Copy out each line of the data holding "wind".

(Stored data entries)
— Begin —

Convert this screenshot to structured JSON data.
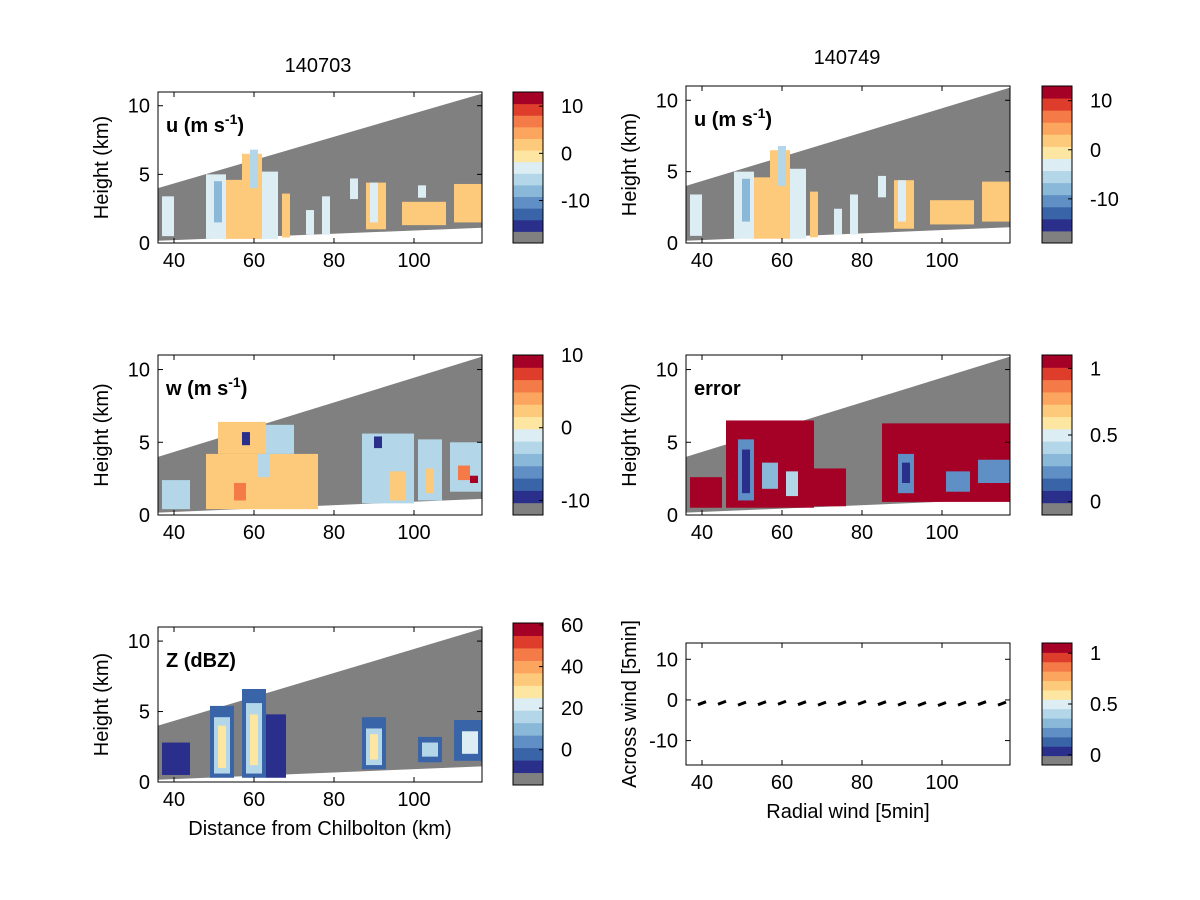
{
  "figure": {
    "col_titles": [
      "140703",
      "140749"
    ]
  },
  "colors": {
    "background": "#ffffff",
    "no_data": "#808080",
    "palette": [
      "#2b2f8c",
      "#3a64a8",
      "#5f8fc4",
      "#8ab8d8",
      "#b3d6e8",
      "#dcedf3",
      "#fde6a2",
      "#fdc97a",
      "#fca55e",
      "#f47a48",
      "#dd3d2a",
      "#a50026"
    ]
  },
  "chart_data": [
    {
      "id": "u-140703",
      "type": "heatmap",
      "label": "u (m s",
      "label_sup": "-1",
      "label_tail": ")",
      "ylabel": "Height (km)",
      "xlabel": "",
      "xlim": [
        36,
        117
      ],
      "ylim": [
        0,
        11
      ],
      "xticks": [
        40,
        60,
        80,
        100
      ],
      "yticks": [
        0,
        5,
        10
      ],
      "colorbar": {
        "range": [
          -19,
          13
        ],
        "ticks": [
          10,
          0,
          -10
        ]
      },
      "cells": [
        {
          "x0": 37,
          "x1": 40,
          "y0": 0.5,
          "y1": 3.4,
          "v": -4
        },
        {
          "x0": 48,
          "x1": 53,
          "y0": 0.3,
          "y1": 5.0,
          "v": -4
        },
        {
          "x0": 50,
          "x1": 52,
          "y0": 1.5,
          "y1": 4.5,
          "v": -9
        },
        {
          "x0": 53,
          "x1": 57,
          "y0": 0.3,
          "y1": 4.6,
          "v": 2
        },
        {
          "x0": 57,
          "x1": 62,
          "y0": 0.3,
          "y1": 6.5,
          "v": 2
        },
        {
          "x0": 59,
          "x1": 61,
          "y0": 4.0,
          "y1": 6.8,
          "v": -6
        },
        {
          "x0": 62,
          "x1": 66,
          "y0": 0.3,
          "y1": 5.2,
          "v": -4
        },
        {
          "x0": 67,
          "x1": 69,
          "y0": 0.4,
          "y1": 3.6,
          "v": 2
        },
        {
          "x0": 73,
          "x1": 75,
          "y0": 0.6,
          "y1": 2.4,
          "v": -4
        },
        {
          "x0": 77,
          "x1": 79,
          "y0": 0.6,
          "y1": 3.4,
          "v": -4
        },
        {
          "x0": 84,
          "x1": 86,
          "y0": 3.2,
          "y1": 4.7,
          "v": -4
        },
        {
          "x0": 88,
          "x1": 93,
          "y0": 1.0,
          "y1": 4.4,
          "v": 2
        },
        {
          "x0": 89,
          "x1": 91,
          "y0": 1.5,
          "y1": 4.4,
          "v": -4
        },
        {
          "x0": 101,
          "x1": 103,
          "y0": 3.3,
          "y1": 4.2,
          "v": -4
        },
        {
          "x0": 97,
          "x1": 108,
          "y0": 1.3,
          "y1": 3.0,
          "v": 2
        },
        {
          "x0": 110,
          "x1": 117,
          "y0": 1.5,
          "y1": 4.3,
          "v": 2
        }
      ]
    },
    {
      "id": "u-140749",
      "type": "heatmap",
      "label": "u (m s",
      "label_sup": "-1",
      "label_tail": ")",
      "ylabel": "Height (km)",
      "xlabel": "",
      "xlim": [
        36,
        117
      ],
      "ylim": [
        0,
        11
      ],
      "xticks": [
        40,
        60,
        80,
        100
      ],
      "yticks": [
        0,
        5,
        10
      ],
      "colorbar": {
        "range": [
          -19,
          13
        ],
        "ticks": [
          10,
          0,
          -10
        ]
      },
      "cells": [
        {
          "x0": 37,
          "x1": 40,
          "y0": 0.5,
          "y1": 3.4,
          "v": -4
        },
        {
          "x0": 48,
          "x1": 53,
          "y0": 0.3,
          "y1": 5.0,
          "v": -4
        },
        {
          "x0": 50,
          "x1": 52,
          "y0": 1.5,
          "y1": 4.5,
          "v": -9
        },
        {
          "x0": 53,
          "x1": 57,
          "y0": 0.3,
          "y1": 4.6,
          "v": 2
        },
        {
          "x0": 57,
          "x1": 62,
          "y0": 0.3,
          "y1": 6.5,
          "v": 2
        },
        {
          "x0": 59,
          "x1": 61,
          "y0": 4.0,
          "y1": 6.8,
          "v": -6
        },
        {
          "x0": 62,
          "x1": 66,
          "y0": 0.3,
          "y1": 5.2,
          "v": -4
        },
        {
          "x0": 67,
          "x1": 69,
          "y0": 0.4,
          "y1": 3.6,
          "v": 2
        },
        {
          "x0": 73,
          "x1": 75,
          "y0": 0.6,
          "y1": 2.4,
          "v": -4
        },
        {
          "x0": 77,
          "x1": 79,
          "y0": 0.6,
          "y1": 3.4,
          "v": -4
        },
        {
          "x0": 84,
          "x1": 86,
          "y0": 3.2,
          "y1": 4.7,
          "v": -4
        },
        {
          "x0": 88,
          "x1": 93,
          "y0": 1.0,
          "y1": 4.4,
          "v": 2
        },
        {
          "x0": 89,
          "x1": 91,
          "y0": 1.5,
          "y1": 4.4,
          "v": -4
        },
        {
          "x0": 97,
          "x1": 108,
          "y0": 1.3,
          "y1": 3.0,
          "v": 2
        },
        {
          "x0": 110,
          "x1": 117,
          "y0": 1.5,
          "y1": 4.3,
          "v": 2
        }
      ]
    },
    {
      "id": "w-140703",
      "type": "heatmap",
      "label": "w (m s",
      "label_sup": "-1",
      "label_tail": ")",
      "ylabel": "Height (km)",
      "xlabel": "",
      "xlim": [
        36,
        117
      ],
      "ylim": [
        0,
        11
      ],
      "xticks": [
        40,
        60,
        80,
        100
      ],
      "yticks": [
        0,
        5,
        10
      ],
      "colorbar": {
        "range": [
          -12,
          10
        ],
        "ticks": [
          10,
          0,
          -10
        ]
      },
      "cells": [
        {
          "x0": 37,
          "x1": 44,
          "y0": 0.4,
          "y1": 2.4,
          "v": -2
        },
        {
          "x0": 48,
          "x1": 76,
          "y0": 0.4,
          "y1": 4.2,
          "v": 2
        },
        {
          "x0": 51,
          "x1": 63,
          "y0": 4.2,
          "y1": 6.4,
          "v": 2
        },
        {
          "x0": 63,
          "x1": 70,
          "y0": 4.2,
          "y1": 6.2,
          "v": -2
        },
        {
          "x0": 55,
          "x1": 58,
          "y0": 1.0,
          "y1": 2.2,
          "v": 6
        },
        {
          "x0": 57,
          "x1": 59,
          "y0": 4.8,
          "y1": 5.7,
          "v": -9
        },
        {
          "x0": 61,
          "x1": 64,
          "y0": 2.6,
          "y1": 4.2,
          "v": -2
        },
        {
          "x0": 87,
          "x1": 100,
          "y0": 0.8,
          "y1": 5.6,
          "v": -2
        },
        {
          "x0": 90,
          "x1": 92,
          "y0": 4.6,
          "y1": 5.4,
          "v": -9
        },
        {
          "x0": 94,
          "x1": 98,
          "y0": 1.0,
          "y1": 3.0,
          "v": 2
        },
        {
          "x0": 101,
          "x1": 107,
          "y0": 1.0,
          "y1": 5.2,
          "v": -2
        },
        {
          "x0": 103,
          "x1": 105,
          "y0": 1.5,
          "y1": 3.2,
          "v": 2
        },
        {
          "x0": 109,
          "x1": 117,
          "y0": 1.6,
          "y1": 5.0,
          "v": -2
        },
        {
          "x0": 111,
          "x1": 114,
          "y0": 2.4,
          "y1": 3.4,
          "v": 6
        },
        {
          "x0": 114,
          "x1": 116,
          "y0": 2.2,
          "y1": 2.7,
          "v": 10
        }
      ]
    },
    {
      "id": "error-140749",
      "type": "heatmap",
      "label": "error",
      "label_sup": "",
      "label_tail": "",
      "ylabel": "Height (km)",
      "xlabel": "",
      "xlim": [
        36,
        117
      ],
      "ylim": [
        0,
        11
      ],
      "xticks": [
        40,
        60,
        80,
        100
      ],
      "yticks": [
        0,
        5,
        10
      ],
      "colorbar": {
        "range": [
          -0.1,
          1.1
        ],
        "ticks": [
          1,
          0.5,
          0
        ]
      },
      "cells": [
        {
          "x0": 37,
          "x1": 45,
          "y0": 0.5,
          "y1": 2.6,
          "v": 1.05
        },
        {
          "x0": 46,
          "x1": 68,
          "y0": 0.5,
          "y1": 6.5,
          "v": 1.05
        },
        {
          "x0": 68,
          "x1": 76,
          "y0": 0.6,
          "y1": 3.2,
          "v": 1.05
        },
        {
          "x0": 49,
          "x1": 53,
          "y0": 1.0,
          "y1": 5.2,
          "v": 0.2
        },
        {
          "x0": 50,
          "x1": 52,
          "y0": 1.5,
          "y1": 4.5,
          "v": 0.05
        },
        {
          "x0": 55,
          "x1": 59,
          "y0": 1.8,
          "y1": 3.6,
          "v": 0.35
        },
        {
          "x0": 61,
          "x1": 64,
          "y0": 1.3,
          "y1": 3.0,
          "v": 0.45
        },
        {
          "x0": 85,
          "x1": 117,
          "y0": 0.9,
          "y1": 6.3,
          "v": 1.05
        },
        {
          "x0": 89,
          "x1": 93,
          "y0": 1.5,
          "y1": 4.2,
          "v": 0.25
        },
        {
          "x0": 90,
          "x1": 92,
          "y0": 2.2,
          "y1": 3.6,
          "v": 0.05
        },
        {
          "x0": 101,
          "x1": 107,
          "y0": 1.6,
          "y1": 3.0,
          "v": 0.25
        },
        {
          "x0": 109,
          "x1": 117,
          "y0": 2.2,
          "y1": 3.8,
          "v": 0.2
        }
      ]
    },
    {
      "id": "z-140703",
      "type": "heatmap",
      "label": "Z (dBZ)",
      "label_sup": "",
      "label_tail": "",
      "ylabel": "Height (km)",
      "xlabel": "Distance from Chilbolton (km)",
      "xlim": [
        36,
        117
      ],
      "ylim": [
        0,
        11
      ],
      "xticks": [
        40,
        60,
        80,
        100
      ],
      "yticks": [
        0,
        5,
        10
      ],
      "colorbar": {
        "range": [
          -17,
          61
        ],
        "ticks": [
          60,
          40,
          20,
          0
        ]
      },
      "cells": [
        {
          "x0": 37,
          "x1": 44,
          "y0": 0.5,
          "y1": 2.8,
          "v": -10
        },
        {
          "x0": 49,
          "x1": 55,
          "y0": 0.3,
          "y1": 5.4,
          "v": 0
        },
        {
          "x0": 50,
          "x1": 54,
          "y0": 0.6,
          "y1": 4.6,
          "v": 15
        },
        {
          "x0": 51,
          "x1": 53,
          "y0": 1.0,
          "y1": 4.0,
          "v": 28
        },
        {
          "x0": 57,
          "x1": 63,
          "y0": 0.3,
          "y1": 6.6,
          "v": 0
        },
        {
          "x0": 58,
          "x1": 62,
          "y0": 0.6,
          "y1": 5.6,
          "v": 15
        },
        {
          "x0": 59,
          "x1": 61,
          "y0": 1.2,
          "y1": 4.8,
          "v": 28
        },
        {
          "x0": 63,
          "x1": 68,
          "y0": 0.3,
          "y1": 4.8,
          "v": -8
        },
        {
          "x0": 87,
          "x1": 93,
          "y0": 0.9,
          "y1": 4.6,
          "v": 0
        },
        {
          "x0": 88,
          "x1": 92,
          "y0": 1.2,
          "y1": 3.8,
          "v": 15
        },
        {
          "x0": 89,
          "x1": 91,
          "y0": 1.6,
          "y1": 3.4,
          "v": 28
        },
        {
          "x0": 101,
          "x1": 107,
          "y0": 1.4,
          "y1": 3.2,
          "v": 0
        },
        {
          "x0": 102,
          "x1": 106,
          "y0": 1.8,
          "y1": 2.8,
          "v": 18
        },
        {
          "x0": 110,
          "x1": 117,
          "y0": 1.5,
          "y1": 4.4,
          "v": 0
        },
        {
          "x0": 112,
          "x1": 116,
          "y0": 2.0,
          "y1": 3.6,
          "v": 20
        }
      ]
    },
    {
      "id": "wind-140749",
      "type": "scatter",
      "label": "",
      "ylabel": "Across wind [5min]",
      "xlabel": "Radial wind [5min]",
      "xlim": [
        36,
        117
      ],
      "ylim": [
        -16,
        14
      ],
      "xticks": [
        40,
        60,
        80,
        100
      ],
      "yticks": [
        10,
        0,
        -10
      ],
      "colorbar": {
        "range": [
          -0.1,
          1.1
        ],
        "ticks": [
          1,
          0.5,
          0
        ]
      },
      "x": [
        40,
        45,
        50,
        55,
        60,
        65,
        70,
        75,
        80,
        85,
        90,
        95,
        100,
        105,
        110,
        115
      ],
      "y": [
        -0.8,
        -0.7,
        -0.9,
        -0.8,
        -0.7,
        -0.8,
        -0.9,
        -0.8,
        -0.7,
        -0.8,
        -0.9,
        -1.0,
        -1.0,
        -0.9,
        -0.8,
        -0.9
      ]
    }
  ]
}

— End —

▶ [WRITTEN RESPONSE]:
      "id": "wind-140749",
      "ylabel": "Across wind [5min]",
      "xlabel": "Radial wind [5min]",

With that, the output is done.